**What is required:** Locate each line below that includes "Wolsztynie" and reproduce it.

**Materials provided:**
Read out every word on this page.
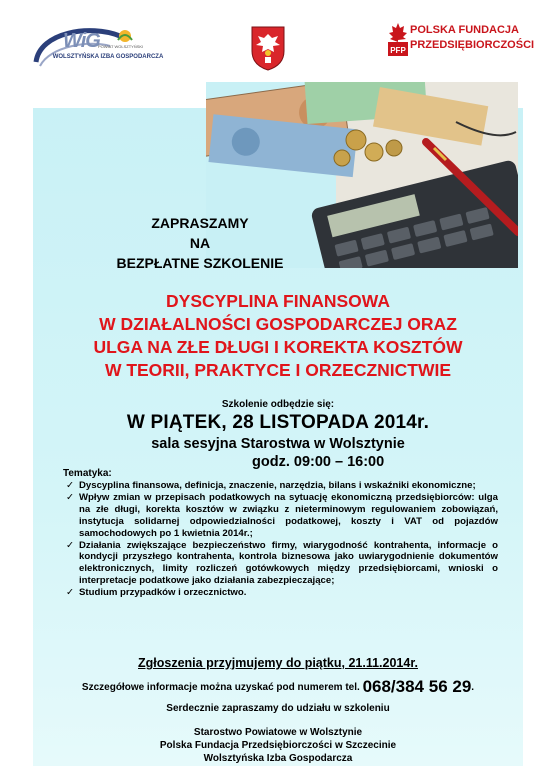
WiG
POWIAT WOLSZTYŃSKI
WOLSZTYŃSKA IZBA GOSPODARCZA
PFP
POLSKA FUNDACJA
PRZEDSIĘBIORCZOŚCI
ZAPRASZAMY
NA
BEZPŁATNE SZKOLENIE
DYSCYPLINA FINANSOWA
W DZIAŁALNOŚCI GOSPODARCZEJ ORAZ
ULGA NA ZŁE DŁUGI I KOREKTA KOSZTÓW
W TEORII, PRAKTYCE I ORZECZNICTWIE
Szkolenie odbędzie się:
W PIĄTEK, 28 LISTOPADA 2014r.
sala sesyjna Starostwa w Wolsztynie
godz. 09:00 – 16:00
Tematyka:
✓ Dyscyplina finansowa, definicja, znaczenie, narzędzia, bilans i wskaźniki ekonomiczne;
✓ Wpływ zmian w przepisach podatkowych na sytuację ekonomiczną przedsiębiorców: ulga na złe długi, korekta kosztów w związku z nieterminowym regulowaniem zobowiązań, instytucja solidarnej odpowiedzialności podatkowej, koszty i VAT od pojazdów samochodowych po 1 kwietnia 2014r.;
✓ Działania zwiększające bezpieczeństwo firmy, wiarygodność kontrahenta, informacje o kondycji przyszłego kontrahenta, kontrola biznesowa jako uwiarygodnienie dokumentów elektronicznych, limity rozliczeń gotówkowych między przedsiębiorcami, wnioski o interpretacje podatkowe jako działania zabezpieczające;
✓ Studium przypadków i orzecznictwo.
Zgłoszenia przyjmujemy do piątku, 21.11.2014r.
Szczegółowe informacje można uzyskać pod numerem tel. 068/384 56 29.
Serdecznie zapraszamy do udziału w szkoleniu
Starostwo Powiatowe w Wolsztynie
Polska Fundacja Przedsiębiorczości w Szczecinie
Wolsztyńska Izba Gospodarcza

**The response:**
sala sesyjna Starostwa w Wolsztynie
Starostwo Powiatowe w Wolsztynie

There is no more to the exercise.